— GIVEN INSTRUCTION —
Write out all the material exactly. Leave nothing out.

◆ ◆ ◆ ◆

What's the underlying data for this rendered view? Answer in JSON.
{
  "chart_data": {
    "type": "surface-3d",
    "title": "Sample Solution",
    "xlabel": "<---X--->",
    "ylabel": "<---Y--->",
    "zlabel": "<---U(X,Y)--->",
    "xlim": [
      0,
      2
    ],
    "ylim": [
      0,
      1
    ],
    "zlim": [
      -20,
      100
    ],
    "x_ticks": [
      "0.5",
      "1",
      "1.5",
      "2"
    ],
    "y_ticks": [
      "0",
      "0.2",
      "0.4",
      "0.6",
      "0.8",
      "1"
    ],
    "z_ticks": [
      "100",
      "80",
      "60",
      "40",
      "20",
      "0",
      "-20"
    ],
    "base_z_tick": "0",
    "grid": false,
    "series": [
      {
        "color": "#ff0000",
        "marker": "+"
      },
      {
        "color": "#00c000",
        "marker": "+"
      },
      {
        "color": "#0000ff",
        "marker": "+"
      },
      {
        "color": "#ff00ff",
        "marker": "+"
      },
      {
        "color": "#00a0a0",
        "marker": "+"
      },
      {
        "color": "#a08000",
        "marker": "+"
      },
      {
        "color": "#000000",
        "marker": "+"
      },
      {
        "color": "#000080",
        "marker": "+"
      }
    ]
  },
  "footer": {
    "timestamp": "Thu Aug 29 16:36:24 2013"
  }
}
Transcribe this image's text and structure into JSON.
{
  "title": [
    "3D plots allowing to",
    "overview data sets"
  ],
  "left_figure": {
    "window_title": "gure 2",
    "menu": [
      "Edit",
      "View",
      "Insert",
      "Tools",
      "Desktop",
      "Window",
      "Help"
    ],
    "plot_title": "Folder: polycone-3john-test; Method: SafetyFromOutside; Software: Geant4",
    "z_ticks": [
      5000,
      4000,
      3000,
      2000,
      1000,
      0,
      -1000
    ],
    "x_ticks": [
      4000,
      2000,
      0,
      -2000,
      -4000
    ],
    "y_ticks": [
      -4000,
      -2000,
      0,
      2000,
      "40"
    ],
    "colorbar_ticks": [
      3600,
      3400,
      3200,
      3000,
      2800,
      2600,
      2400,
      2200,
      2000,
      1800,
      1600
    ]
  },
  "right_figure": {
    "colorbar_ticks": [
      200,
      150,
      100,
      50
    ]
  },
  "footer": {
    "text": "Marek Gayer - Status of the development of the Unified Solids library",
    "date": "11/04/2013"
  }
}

◆ ◆ ◆ ◆

— WORKED SOLUTION —
What's the underlying data for this rendered view? Answer in JSON.
{
  "chart_data": {
    "type": "surface-3d",
    "title": "Sample Solution",
    "xlabel": "<---X--->",
    "ylabel": "<---Y--->",
    "zlabel": "<---U(X,Y)--->",
    "xlim": [
      0,
      2
    ],
    "ylim": [
      0,
      1
    ],
    "zlim": [
      -20,
      100
    ],
    "x_ticks": [
      "0.5",
      "1",
      "1.5",
      "2"
    ],
    "y_ticks": [
      "0",
      "0.2",
      "0.4",
      "0.6",
      "0.8",
      "1"
    ],
    "z_ticks": [
      "100",
      "80",
      "60",
      "40",
      "20",
      "0",
      "-20"
    ],
    "base_z_tick": "0",
    "grid": false,
    "series": [
      {
        "color": "#ff0000",
        "marker": "+"
      },
      {
        "color": "#00c000",
        "marker": "+"
      },
      {
        "color": "#0000ff",
        "marker": "+"
      },
      {
        "color": "#ff00ff",
        "marker": "+"
      },
      {
        "color": "#00a0a0",
        "marker": "+"
      },
      {
        "color": "#a08000",
        "marker": "+"
      },
      {
        "color": "#000000",
        "marker": "+"
      },
      {
        "color": "#000080",
        "marker": "+"
      }
    ]
  },
  "footer": {
    "timestamp": "Thu Aug 29 16:36:24 2013"
  }
}
Transcribe this image's text and structure into JSON.
{
  "title": [
    "3D plots allowing to",
    "overview data sets"
  ],
  "left_figure": {
    "window_title": "gure 2",
    "menu": [
      "Edit",
      "View",
      "Insert",
      "Tools",
      "Desktop",
      "Window",
      "Help"
    ],
    "plot_title": "Folder: polycone-3john-test; Method: SafetyFromOutside; Software: Geant4",
    "z_ticks": [
      5000,
      4000,
      3000,
      2000,
      1000,
      0,
      -1000
    ],
    "x_ticks": [
      4000,
      2000,
      0,
      -2000,
      -4000
    ],
    "y_ticks": [
      -4000,
      -2000,
      0,
      2000,
      "40"
    ],
    "colorbar_ticks": [
      3600,
      3400,
      3200,
      3000,
      2800,
      2600,
      2400,
      2200,
      2000,
      1800,
      1600
    ]
  },
  "right_figure": {
    "colorbar_ticks": [
      200,
      150,
      100,
      50
    ]
  },
  "footer": {
    "text": "Marek Gayer - Status of the development of the Unified Solids library",
    "date": "11/04/2013"
  }
}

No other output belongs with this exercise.